#### [Problem to solve]
Every line of the records below should be restated exactly.

#### [Listed records]
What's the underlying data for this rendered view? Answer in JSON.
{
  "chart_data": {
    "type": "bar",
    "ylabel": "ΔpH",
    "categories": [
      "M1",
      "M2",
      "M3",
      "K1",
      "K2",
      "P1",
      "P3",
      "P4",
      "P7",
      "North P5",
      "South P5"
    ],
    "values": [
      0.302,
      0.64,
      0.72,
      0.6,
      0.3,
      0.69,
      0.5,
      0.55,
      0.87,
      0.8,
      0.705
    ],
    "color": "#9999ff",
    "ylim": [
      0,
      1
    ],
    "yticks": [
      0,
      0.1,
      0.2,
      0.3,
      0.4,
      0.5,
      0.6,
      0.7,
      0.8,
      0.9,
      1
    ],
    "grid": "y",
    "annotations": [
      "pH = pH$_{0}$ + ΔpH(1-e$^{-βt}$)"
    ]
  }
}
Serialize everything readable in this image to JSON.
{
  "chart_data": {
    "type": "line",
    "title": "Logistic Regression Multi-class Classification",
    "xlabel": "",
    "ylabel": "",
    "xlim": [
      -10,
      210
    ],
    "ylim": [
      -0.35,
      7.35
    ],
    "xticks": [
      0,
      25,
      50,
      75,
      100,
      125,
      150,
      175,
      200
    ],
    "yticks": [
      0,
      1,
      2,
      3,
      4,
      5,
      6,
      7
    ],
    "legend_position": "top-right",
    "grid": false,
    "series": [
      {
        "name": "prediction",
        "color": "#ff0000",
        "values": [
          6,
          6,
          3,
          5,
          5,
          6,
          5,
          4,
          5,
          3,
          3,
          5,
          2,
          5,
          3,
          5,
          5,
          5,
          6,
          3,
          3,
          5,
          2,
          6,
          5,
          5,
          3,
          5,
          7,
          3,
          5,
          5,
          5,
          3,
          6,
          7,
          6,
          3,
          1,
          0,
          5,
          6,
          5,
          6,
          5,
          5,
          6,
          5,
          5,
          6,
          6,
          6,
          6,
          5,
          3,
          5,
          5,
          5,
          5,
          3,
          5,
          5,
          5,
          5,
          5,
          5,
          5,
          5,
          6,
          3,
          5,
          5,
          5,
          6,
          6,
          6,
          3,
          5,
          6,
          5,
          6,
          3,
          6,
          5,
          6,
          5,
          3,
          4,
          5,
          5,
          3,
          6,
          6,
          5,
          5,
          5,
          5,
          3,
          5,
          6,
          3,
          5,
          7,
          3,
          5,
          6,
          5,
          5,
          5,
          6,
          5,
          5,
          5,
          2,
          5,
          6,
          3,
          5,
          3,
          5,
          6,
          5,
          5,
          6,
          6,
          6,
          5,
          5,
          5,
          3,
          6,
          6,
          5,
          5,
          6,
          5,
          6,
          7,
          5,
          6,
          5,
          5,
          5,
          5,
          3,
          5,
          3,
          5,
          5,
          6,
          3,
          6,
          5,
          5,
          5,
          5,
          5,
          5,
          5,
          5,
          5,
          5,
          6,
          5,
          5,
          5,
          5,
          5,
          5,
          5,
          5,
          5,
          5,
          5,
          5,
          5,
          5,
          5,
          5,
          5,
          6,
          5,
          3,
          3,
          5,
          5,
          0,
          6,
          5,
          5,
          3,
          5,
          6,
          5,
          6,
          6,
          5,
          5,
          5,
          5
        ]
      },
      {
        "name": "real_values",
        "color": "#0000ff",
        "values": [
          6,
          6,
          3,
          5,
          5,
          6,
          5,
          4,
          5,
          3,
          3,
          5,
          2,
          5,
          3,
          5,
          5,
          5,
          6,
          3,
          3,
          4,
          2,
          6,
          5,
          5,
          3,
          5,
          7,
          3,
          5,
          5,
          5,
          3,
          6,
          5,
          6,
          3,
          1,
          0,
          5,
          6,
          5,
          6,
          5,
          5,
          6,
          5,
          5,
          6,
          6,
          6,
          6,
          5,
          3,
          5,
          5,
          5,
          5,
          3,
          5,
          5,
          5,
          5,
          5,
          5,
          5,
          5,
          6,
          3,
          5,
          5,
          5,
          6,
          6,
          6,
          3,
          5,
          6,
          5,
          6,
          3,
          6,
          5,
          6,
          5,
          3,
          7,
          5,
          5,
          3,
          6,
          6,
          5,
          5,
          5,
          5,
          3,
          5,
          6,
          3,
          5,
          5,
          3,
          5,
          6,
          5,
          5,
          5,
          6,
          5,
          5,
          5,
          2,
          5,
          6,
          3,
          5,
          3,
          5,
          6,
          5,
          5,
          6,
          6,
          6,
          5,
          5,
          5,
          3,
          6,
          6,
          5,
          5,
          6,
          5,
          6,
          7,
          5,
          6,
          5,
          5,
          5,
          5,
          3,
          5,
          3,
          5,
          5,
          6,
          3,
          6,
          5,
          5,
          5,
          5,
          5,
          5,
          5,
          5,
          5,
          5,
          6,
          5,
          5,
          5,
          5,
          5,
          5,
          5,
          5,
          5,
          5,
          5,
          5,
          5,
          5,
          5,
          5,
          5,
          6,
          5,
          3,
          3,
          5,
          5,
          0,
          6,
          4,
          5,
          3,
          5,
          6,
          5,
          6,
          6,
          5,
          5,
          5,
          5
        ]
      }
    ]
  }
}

#### [Solution to this task]
What's the underlying data for this rendered view? Answer in JSON.
{
  "chart_data": {
    "type": "bar",
    "ylabel": "ΔpH",
    "categories": [
      "M1",
      "M2",
      "M3",
      "K1",
      "K2",
      "P1",
      "P3",
      "P4",
      "P7",
      "North P5",
      "South P5"
    ],
    "values": [
      0.302,
      0.64,
      0.72,
      0.6,
      0.3,
      0.69,
      0.5,
      0.55,
      0.87,
      0.8,
      0.705
    ],
    "color": "#9999ff",
    "ylim": [
      0,
      1
    ],
    "yticks": [
      0,
      0.1,
      0.2,
      0.3,
      0.4,
      0.5,
      0.6,
      0.7,
      0.8,
      0.9,
      1
    ],
    "grid": "y",
    "annotations": [
      "pH = pH$_{0}$ + ΔpH(1-e$^{-βt}$)"
    ]
  }
}
Serialize everything readable in this image to JSON.
{
  "chart_data": {
    "type": "line",
    "title": "Logistic Regression Multi-class Classification",
    "xlabel": "",
    "ylabel": "",
    "xlim": [
      -10,
      210
    ],
    "ylim": [
      -0.35,
      7.35
    ],
    "xticks": [
      0,
      25,
      50,
      75,
      100,
      125,
      150,
      175,
      200
    ],
    "yticks": [
      0,
      1,
      2,
      3,
      4,
      5,
      6,
      7
    ],
    "legend_position": "top-right",
    "grid": false,
    "series": [
      {
        "name": "prediction",
        "color": "#ff0000",
        "values": [
          6,
          6,
          3,
          5,
          5,
          6,
          5,
          4,
          5,
          3,
          3,
          5,
          2,
          5,
          3,
          5,
          5,
          5,
          6,
          3,
          3,
          5,
          2,
          6,
          5,
          5,
          3,
          5,
          7,
          3,
          5,
          5,
          5,
          3,
          6,
          7,
          6,
          3,
          1,
          0,
          5,
          6,
          5,
          6,
          5,
          5,
          6,
          5,
          5,
          6,
          6,
          6,
          6,
          5,
          3,
          5,
          5,
          5,
          5,
          3,
          5,
          5,
          5,
          5,
          5,
          5,
          5,
          5,
          6,
          3,
          5,
          5,
          5,
          6,
          6,
          6,
          3,
          5,
          6,
          5,
          6,
          3,
          6,
          5,
          6,
          5,
          3,
          4,
          5,
          5,
          3,
          6,
          6,
          5,
          5,
          5,
          5,
          3,
          5,
          6,
          3,
          5,
          7,
          3,
          5,
          6,
          5,
          5,
          5,
          6,
          5,
          5,
          5,
          2,
          5,
          6,
          3,
          5,
          3,
          5,
          6,
          5,
          5,
          6,
          6,
          6,
          5,
          5,
          5,
          3,
          6,
          6,
          5,
          5,
          6,
          5,
          6,
          7,
          5,
          6,
          5,
          5,
          5,
          5,
          3,
          5,
          3,
          5,
          5,
          6,
          3,
          6,
          5,
          5,
          5,
          5,
          5,
          5,
          5,
          5,
          5,
          5,
          6,
          5,
          5,
          5,
          5,
          5,
          5,
          5,
          5,
          5,
          5,
          5,
          5,
          5,
          5,
          5,
          5,
          5,
          6,
          5,
          3,
          3,
          5,
          5,
          0,
          6,
          5,
          5,
          3,
          5,
          6,
          5,
          6,
          6,
          5,
          5,
          5,
          5
        ]
      },
      {
        "name": "real_values",
        "color": "#0000ff",
        "values": [
          6,
          6,
          3,
          5,
          5,
          6,
          5,
          4,
          5,
          3,
          3,
          5,
          2,
          5,
          3,
          5,
          5,
          5,
          6,
          3,
          3,
          4,
          2,
          6,
          5,
          5,
          3,
          5,
          7,
          3,
          5,
          5,
          5,
          3,
          6,
          5,
          6,
          3,
          1,
          0,
          5,
          6,
          5,
          6,
          5,
          5,
          6,
          5,
          5,
          6,
          6,
          6,
          6,
          5,
          3,
          5,
          5,
          5,
          5,
          3,
          5,
          5,
          5,
          5,
          5,
          5,
          5,
          5,
          6,
          3,
          5,
          5,
          5,
          6,
          6,
          6,
          3,
          5,
          6,
          5,
          6,
          3,
          6,
          5,
          6,
          5,
          3,
          7,
          5,
          5,
          3,
          6,
          6,
          5,
          5,
          5,
          5,
          3,
          5,
          6,
          3,
          5,
          5,
          3,
          5,
          6,
          5,
          5,
          5,
          6,
          5,
          5,
          5,
          2,
          5,
          6,
          3,
          5,
          3,
          5,
          6,
          5,
          5,
          6,
          6,
          6,
          5,
          5,
          5,
          3,
          6,
          6,
          5,
          5,
          6,
          5,
          6,
          7,
          5,
          6,
          5,
          5,
          5,
          5,
          3,
          5,
          3,
          5,
          5,
          6,
          3,
          6,
          5,
          5,
          5,
          5,
          5,
          5,
          5,
          5,
          5,
          5,
          6,
          5,
          5,
          5,
          5,
          5,
          5,
          5,
          5,
          5,
          5,
          5,
          5,
          5,
          5,
          5,
          5,
          5,
          6,
          5,
          3,
          3,
          5,
          5,
          0,
          6,
          4,
          5,
          3,
          5,
          6,
          5,
          6,
          6,
          5,
          5,
          5,
          5
        ]
      }
    ]
  }
}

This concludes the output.